Items from a data source –
--- Start ---

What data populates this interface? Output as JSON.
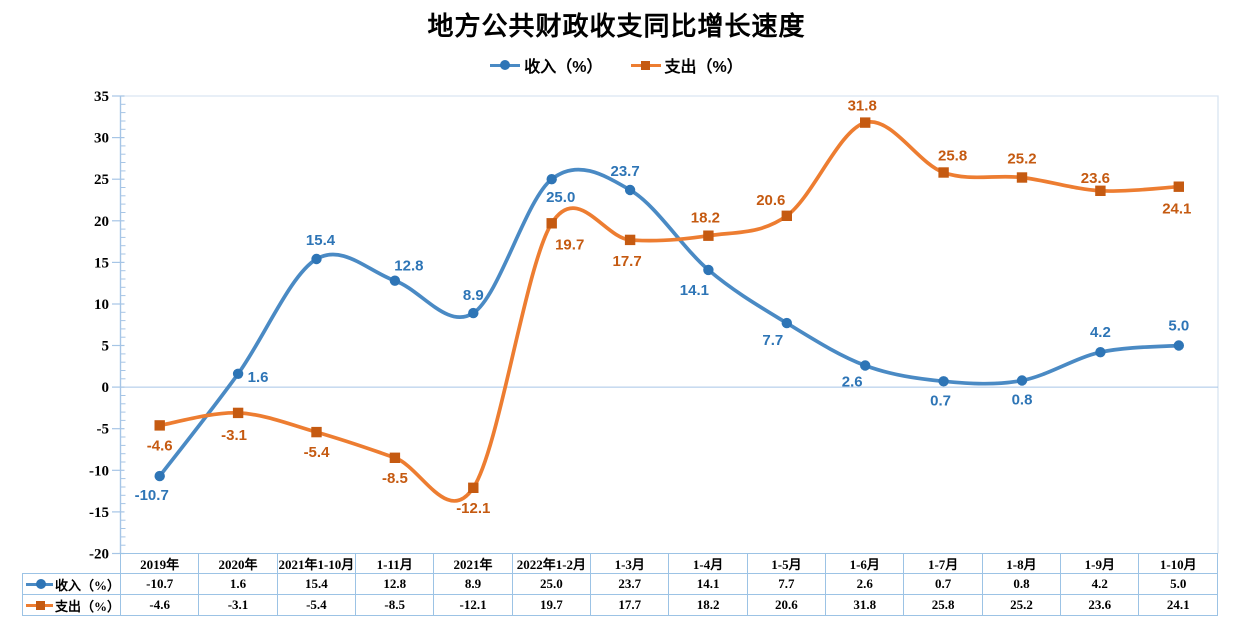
{
  "chart_data": {
    "type": "line",
    "title": "地方公共财政收支同比增长速度",
    "categories": [
      "2019年",
      "2020年",
      "2021年1-10月",
      "1-11月",
      "2021年",
      "2022年1-2月",
      "1-3月",
      "1-4月",
      "1-5月",
      "1-6月",
      "1-7月",
      "1-8月",
      "1-9月",
      "1-10月"
    ],
    "series": [
      {
        "id": "income",
        "name": "收入（%）",
        "values": [
          -10.7,
          1.6,
          15.4,
          12.8,
          8.9,
          25.0,
          23.7,
          14.1,
          7.7,
          2.6,
          0.7,
          0.8,
          4.2,
          5.0
        ],
        "marker": "circle",
        "line_color": "#4A8AC4",
        "marker_color": "#2E75B6",
        "label_color": "#2E75B6",
        "label_offsets": [
          [
            -8,
            24
          ],
          [
            20,
            8
          ],
          [
            4,
            -14
          ],
          [
            14,
            -10
          ],
          [
            0,
            -13
          ],
          [
            9,
            23
          ],
          [
            -5,
            -14
          ],
          [
            -14,
            25
          ],
          [
            -14,
            22
          ],
          [
            -13,
            21
          ],
          [
            -3,
            24
          ],
          [
            0,
            24
          ],
          [
            0,
            -15
          ],
          [
            0,
            -15
          ]
        ]
      },
      {
        "id": "expenditure",
        "name": "支出（%）",
        "values": [
          -4.6,
          -3.1,
          -5.4,
          -8.5,
          -12.1,
          19.7,
          17.7,
          18.2,
          20.6,
          31.8,
          25.8,
          25.2,
          23.6,
          24.1
        ],
        "marker": "square",
        "line_color": "#ED7D31",
        "marker_color": "#C55A11",
        "label_color": "#C55A11",
        "label_offsets": [
          [
            0,
            25
          ],
          [
            -4,
            27
          ],
          [
            0,
            25
          ],
          [
            0,
            25
          ],
          [
            0,
            25
          ],
          [
            18,
            26
          ],
          [
            -3,
            26
          ],
          [
            -3,
            -13
          ],
          [
            -16,
            -11
          ],
          [
            -3,
            -12
          ],
          [
            9,
            -12
          ],
          [
            0,
            -14
          ],
          [
            -5,
            -8
          ],
          [
            -2,
            27
          ]
        ]
      }
    ],
    "y_axis": {
      "min": -20,
      "max": 35,
      "step": 5,
      "tick_labels": [
        "35",
        "30",
        "25",
        "20",
        "15",
        "10",
        "5",
        "0",
        "-5",
        "-10",
        "-15",
        "-20"
      ]
    },
    "legend_position": "top",
    "grid": "zero-line-only",
    "smoothed_lines": true,
    "data_table_shown": true,
    "colors": {
      "axis": "#A6C5E6",
      "plot_border": "#D9E5F2",
      "zero_line": "#A6C5E6",
      "table_border": "#9CC3E5",
      "text": "#000000",
      "background": "#FFFFFF"
    }
  }
}
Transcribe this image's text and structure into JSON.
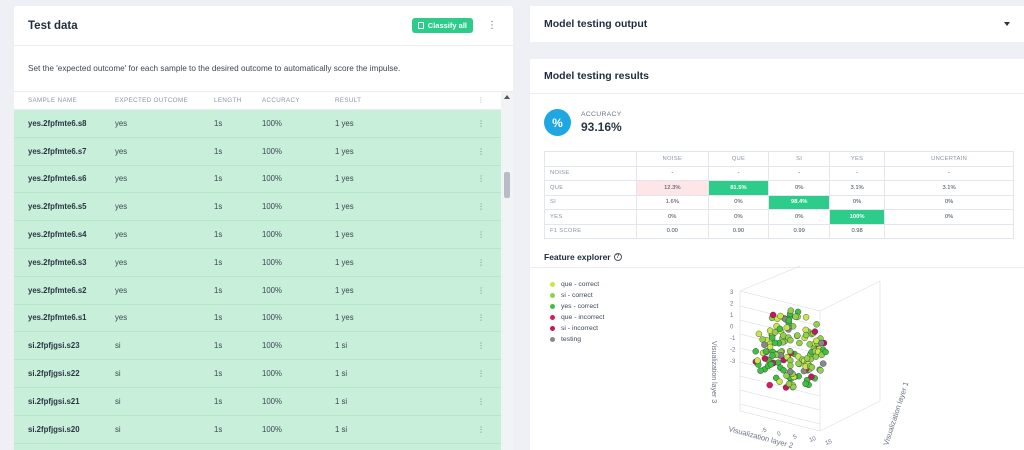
{
  "test_data": {
    "title": "Test data",
    "classify_label": "Classify all",
    "description": "Set the 'expected outcome' for each sample to the desired outcome to automatically score the impulse.",
    "columns": [
      "SAMPLE NAME",
      "EXPECTED OUTCOME",
      "LENGTH",
      "ACCURACY",
      "RESULT"
    ],
    "rows": [
      {
        "name": "yes.2fpfmte6.s8",
        "expected": "yes",
        "length": "1s",
        "accuracy": "100%",
        "result": "1 yes"
      },
      {
        "name": "yes.2fpfmte6.s7",
        "expected": "yes",
        "length": "1s",
        "accuracy": "100%",
        "result": "1 yes"
      },
      {
        "name": "yes.2fpfmte6.s6",
        "expected": "yes",
        "length": "1s",
        "accuracy": "100%",
        "result": "1 yes"
      },
      {
        "name": "yes.2fpfmte6.s5",
        "expected": "yes",
        "length": "1s",
        "accuracy": "100%",
        "result": "1 yes"
      },
      {
        "name": "yes.2fpfmte6.s4",
        "expected": "yes",
        "length": "1s",
        "accuracy": "100%",
        "result": "1 yes"
      },
      {
        "name": "yes.2fpfmte6.s3",
        "expected": "yes",
        "length": "1s",
        "accuracy": "100%",
        "result": "1 yes"
      },
      {
        "name": "yes.2fpfmte6.s2",
        "expected": "yes",
        "length": "1s",
        "accuracy": "100%",
        "result": "1 yes"
      },
      {
        "name": "yes.2fpfmte6.s1",
        "expected": "yes",
        "length": "1s",
        "accuracy": "100%",
        "result": "1 yes"
      },
      {
        "name": "si.2fpfjgsi.s23",
        "expected": "si",
        "length": "1s",
        "accuracy": "100%",
        "result": "1 si"
      },
      {
        "name": "si.2fpfjgsi.s22",
        "expected": "si",
        "length": "1s",
        "accuracy": "100%",
        "result": "1 si"
      },
      {
        "name": "si.2fpfjgsi.s21",
        "expected": "si",
        "length": "1s",
        "accuracy": "100%",
        "result": "1 si"
      },
      {
        "name": "si.2fpfjgsi.s20",
        "expected": "si",
        "length": "1s",
        "accuracy": "100%",
        "result": "1 si"
      }
    ]
  },
  "output_panel": {
    "title": "Model testing output"
  },
  "results": {
    "title": "Model testing results",
    "accuracy_label": "ACCURACY",
    "accuracy_value": "93.16%",
    "accuracy_icon": "percent-icon",
    "matrix": {
      "columns": [
        "NOISE",
        "QUE",
        "SI",
        "YES",
        "UNCERTAIN"
      ],
      "rows": [
        {
          "label": "NOISE",
          "cells": [
            "-",
            "-",
            "-",
            "-",
            "-"
          ],
          "styles": [
            "",
            "",
            "",
            "",
            ""
          ]
        },
        {
          "label": "QUE",
          "cells": [
            "12.3%",
            "81.5%",
            "0%",
            "3.1%",
            "3.1%"
          ],
          "styles": [
            "pink",
            "green",
            "",
            "",
            ""
          ]
        },
        {
          "label": "SI",
          "cells": [
            "1.6%",
            "0%",
            "98.4%",
            "0%",
            "0%"
          ],
          "styles": [
            "",
            "",
            "green",
            "",
            ""
          ]
        },
        {
          "label": "YES",
          "cells": [
            "0%",
            "0%",
            "0%",
            "100%",
            "0%"
          ],
          "styles": [
            "",
            "",
            "",
            "green",
            ""
          ]
        },
        {
          "label": "F1 SCORE",
          "cells": [
            "0.00",
            "0.90",
            "0.99",
            "0.98",
            ""
          ],
          "styles": [
            "",
            "",
            "",
            "",
            ""
          ]
        }
      ]
    },
    "feature_explorer": {
      "title": "Feature explorer",
      "legend": [
        {
          "label": "que - correct",
          "color": "#c6e64a"
        },
        {
          "label": "si - correct",
          "color": "#8fd14a"
        },
        {
          "label": "yes - correct",
          "color": "#3fbf3f"
        },
        {
          "label": "que - incorrect",
          "color": "#d81b60"
        },
        {
          "label": "si - incorrect",
          "color": "#c2185b"
        },
        {
          "label": "testing",
          "color": "#888888"
        }
      ],
      "axes": {
        "x_label": "Visualization layer 2",
        "y_label": "Visualization layer 1",
        "z_label": "Visualization layer 3",
        "z_ticks": [
          "3",
          "2",
          "1",
          "0",
          "-1",
          "-2",
          "-3"
        ],
        "x_ticks": [
          "-5",
          "0",
          "5",
          "10",
          "15"
        ]
      }
    }
  }
}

--- End ---

Task instructions – Scan the listing above for the word "Model" and show each line where it is found.

Response to this exercise –
    "title": "Model testing output"
    "title": "Model testing results",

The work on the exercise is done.